Stated problem -
Count the lines below that contain "true". Give only the number.

Dataset content -

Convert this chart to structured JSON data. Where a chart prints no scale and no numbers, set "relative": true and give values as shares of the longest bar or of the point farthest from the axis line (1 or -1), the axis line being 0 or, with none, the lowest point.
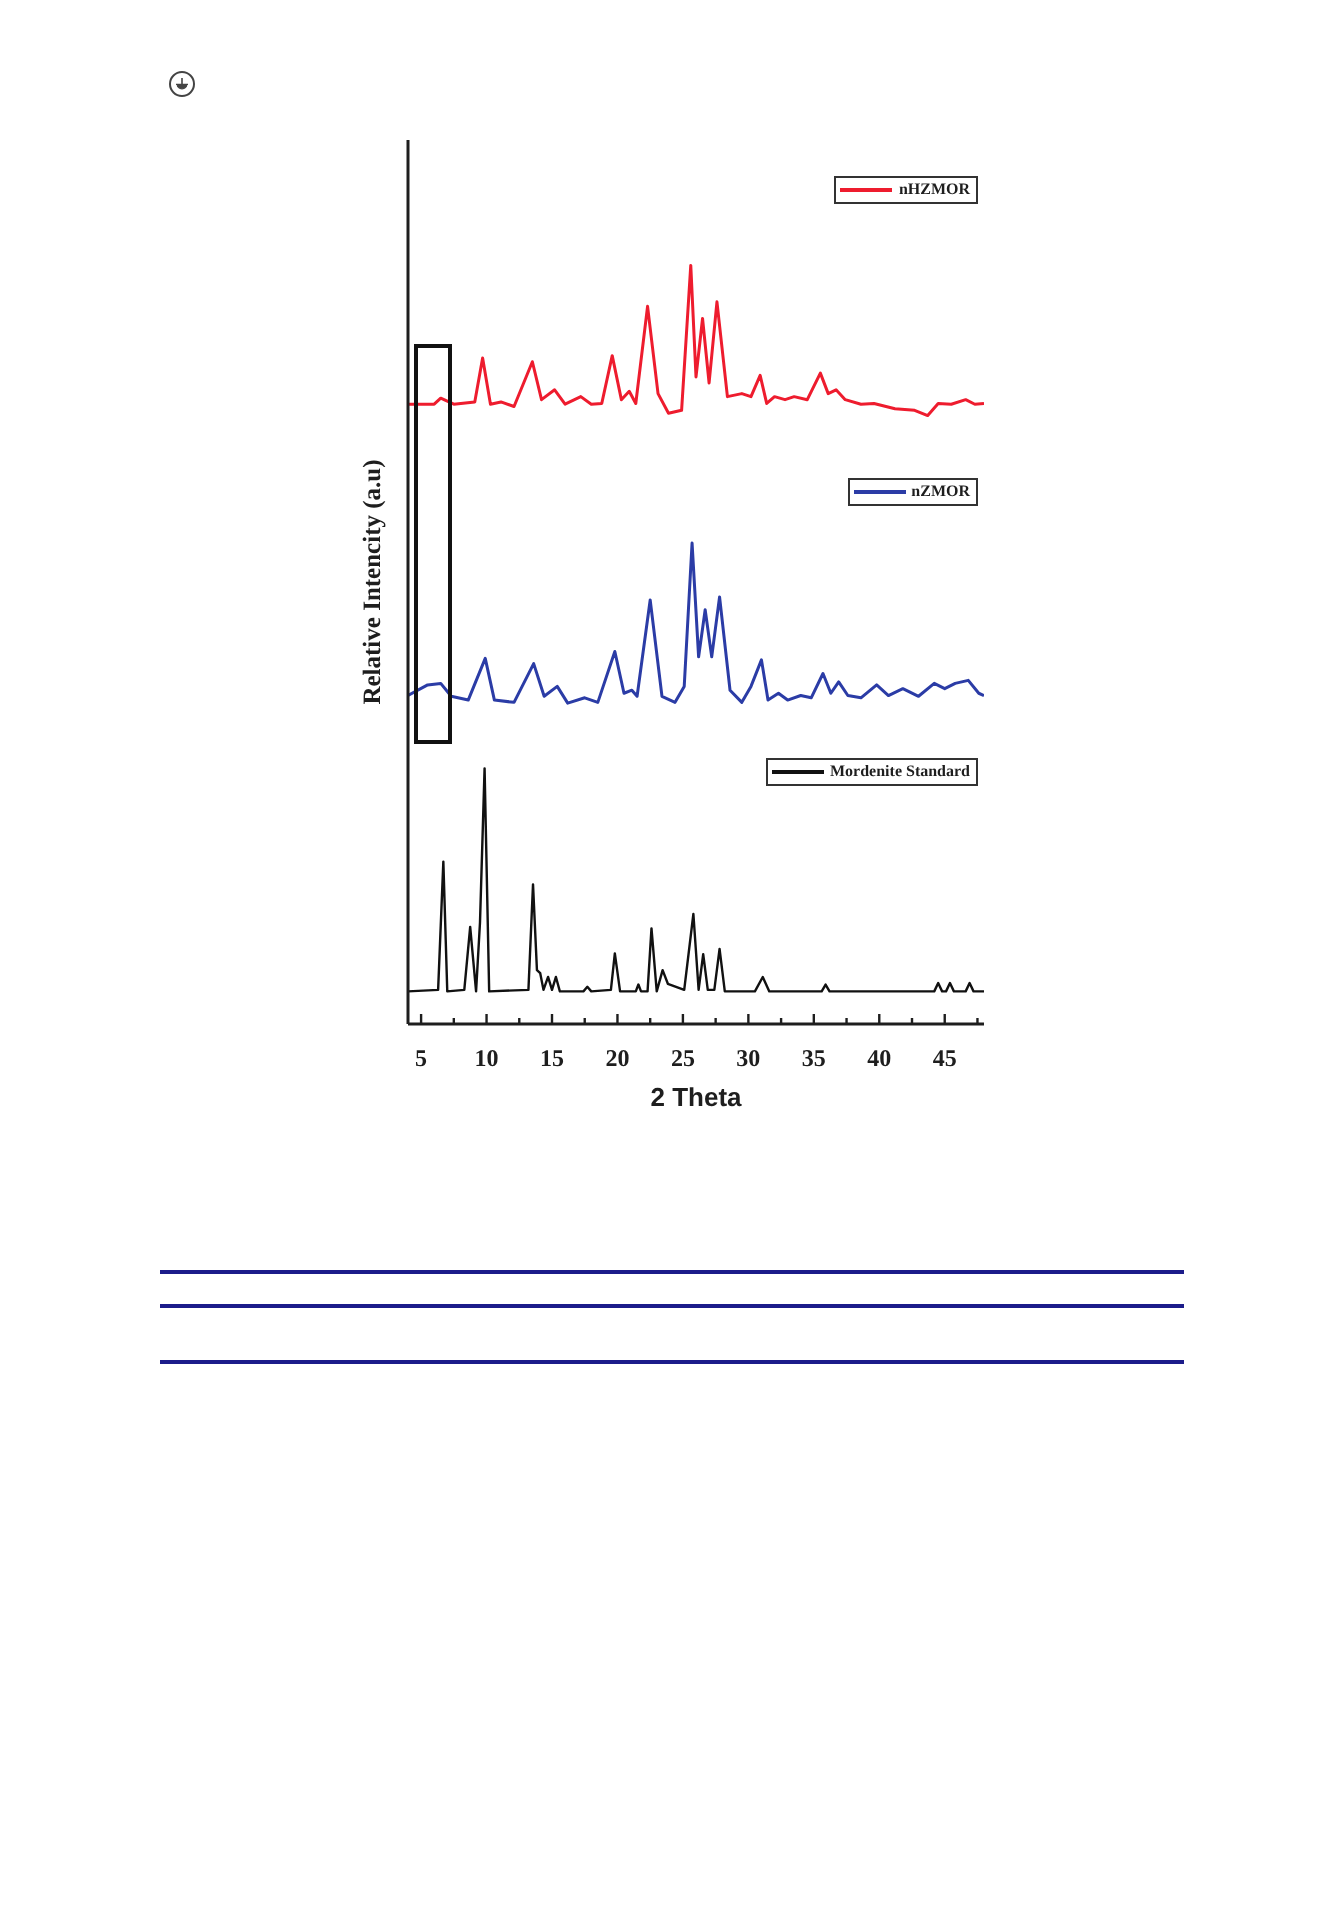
{
  "chart_data": {
    "type": "line",
    "xlabel": "2 Theta",
    "ylabel": "Relative Intencity (a.u)",
    "relative": true,
    "tick_labels": "x",
    "legend": "right",
    "marker": "none",
    "xlim": [
      4,
      48
    ],
    "xticks": [
      5,
      {
        "value": 7.5,
        "label": null
      },
      10,
      {
        "value": 12.5,
        "label": null
      },
      15,
      {
        "value": 17.5,
        "label": null
      },
      20,
      {
        "value": 22.5,
        "label": null
      },
      25,
      {
        "value": 27.5,
        "label": null
      },
      30,
      {
        "value": 32.5,
        "label": null
      },
      35,
      {
        "value": 37.5,
        "label": null
      },
      40,
      {
        "value": 42.5,
        "label": null
      },
      45,
      {
        "value": 47.5,
        "label": null
      }
    ],
    "series": [
      {
        "name": "nHZMOR",
        "color": "#ee1c2e",
        "x": [
          4,
          6.0,
          6.5,
          7.5,
          9.1,
          9.7,
          10.3,
          11.1,
          12.1,
          13.5,
          14.2,
          15.2,
          16.0,
          17.2,
          18.0,
          18.8,
          19.6,
          20.3,
          20.9,
          21.4,
          22.3,
          23.1,
          23.9,
          24.9,
          25.6,
          26.0,
          26.5,
          27.0,
          27.6,
          28.4,
          29.5,
          30.2,
          30.9,
          31.4,
          32.0,
          32.8,
          33.5,
          34.5,
          35.5,
          36.1,
          36.7,
          37.4,
          38.6,
          39.6,
          41.2,
          42.7,
          43.7,
          44.5,
          45.5,
          46.6,
          47.3,
          48
        ],
        "values": [
          0.817,
          0.817,
          0.825,
          0.817,
          0.82,
          0.878,
          0.817,
          0.82,
          0.814,
          0.873,
          0.823,
          0.836,
          0.817,
          0.827,
          0.817,
          0.818,
          0.881,
          0.823,
          0.834,
          0.818,
          0.946,
          0.831,
          0.805,
          0.809,
          1.0,
          0.853,
          0.93,
          0.845,
          0.952,
          0.827,
          0.831,
          0.827,
          0.855,
          0.818,
          0.827,
          0.823,
          0.827,
          0.823,
          0.858,
          0.831,
          0.836,
          0.823,
          0.817,
          0.818,
          0.811,
          0.809,
          0.802,
          0.818,
          0.817,
          0.823,
          0.817,
          0.818
        ]
      },
      {
        "name": "nZMOR",
        "color": "#2b3ca6",
        "x": [
          4,
          5.5,
          6.5,
          7.3,
          8.6,
          9.9,
          10.6,
          12.1,
          13.6,
          14.4,
          15.4,
          16.2,
          17.5,
          18.5,
          19.8,
          20.5,
          21.1,
          21.5,
          22.5,
          23.4,
          24.4,
          25.1,
          25.7,
          26.2,
          26.7,
          27.2,
          27.8,
          28.6,
          29.5,
          30.2,
          31.0,
          31.5,
          32.3,
          33.0,
          34.0,
          34.8,
          35.7,
          36.3,
          36.9,
          37.6,
          38.6,
          39.8,
          40.7,
          41.8,
          43.0,
          44.2,
          45.0,
          45.8,
          46.8,
          47.6,
          48
        ],
        "values": [
          0.433,
          0.447,
          0.449,
          0.432,
          0.427,
          0.482,
          0.427,
          0.424,
          0.475,
          0.432,
          0.445,
          0.423,
          0.43,
          0.424,
          0.491,
          0.436,
          0.44,
          0.432,
          0.559,
          0.432,
          0.424,
          0.445,
          0.634,
          0.484,
          0.546,
          0.484,
          0.563,
          0.44,
          0.424,
          0.445,
          0.48,
          0.427,
          0.436,
          0.427,
          0.433,
          0.43,
          0.462,
          0.436,
          0.451,
          0.433,
          0.43,
          0.447,
          0.433,
          0.442,
          0.432,
          0.449,
          0.442,
          0.449,
          0.453,
          0.436,
          0.433
        ]
      },
      {
        "name": "Mordenite Standard",
        "color": "#111111",
        "x": [
          4,
          6.3,
          6.7,
          7.0,
          8.3,
          8.75,
          9.2,
          9.5,
          9.85,
          10.2,
          13.2,
          13.55,
          13.85,
          14.1,
          14.35,
          14.7,
          15.0,
          15.3,
          15.6,
          17.4,
          17.7,
          18.0,
          19.5,
          19.8,
          20.2,
          21.4,
          21.6,
          21.8,
          22.3,
          22.6,
          23.0,
          23.45,
          23.85,
          25.1,
          25.8,
          26.2,
          26.55,
          26.9,
          27.4,
          27.8,
          28.2,
          30.5,
          31.1,
          31.6,
          35.6,
          35.9,
          36.2,
          44.2,
          44.5,
          44.8,
          45.1,
          45.4,
          45.7,
          46.6,
          46.9,
          47.2,
          48
        ],
        "values": [
          0.043,
          0.045,
          0.214,
          0.043,
          0.045,
          0.128,
          0.043,
          0.134,
          0.337,
          0.043,
          0.045,
          0.184,
          0.071,
          0.067,
          0.045,
          0.062,
          0.045,
          0.062,
          0.043,
          0.043,
          0.049,
          0.043,
          0.045,
          0.093,
          0.043,
          0.043,
          0.052,
          0.043,
          0.043,
          0.126,
          0.043,
          0.071,
          0.053,
          0.045,
          0.145,
          0.045,
          0.092,
          0.045,
          0.045,
          0.099,
          0.043,
          0.043,
          0.062,
          0.043,
          0.043,
          0.052,
          0.043,
          0.043,
          0.054,
          0.043,
          0.043,
          0.054,
          0.043,
          0.043,
          0.054,
          0.043,
          0.043
        ]
      }
    ]
  }
}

Complete output -
2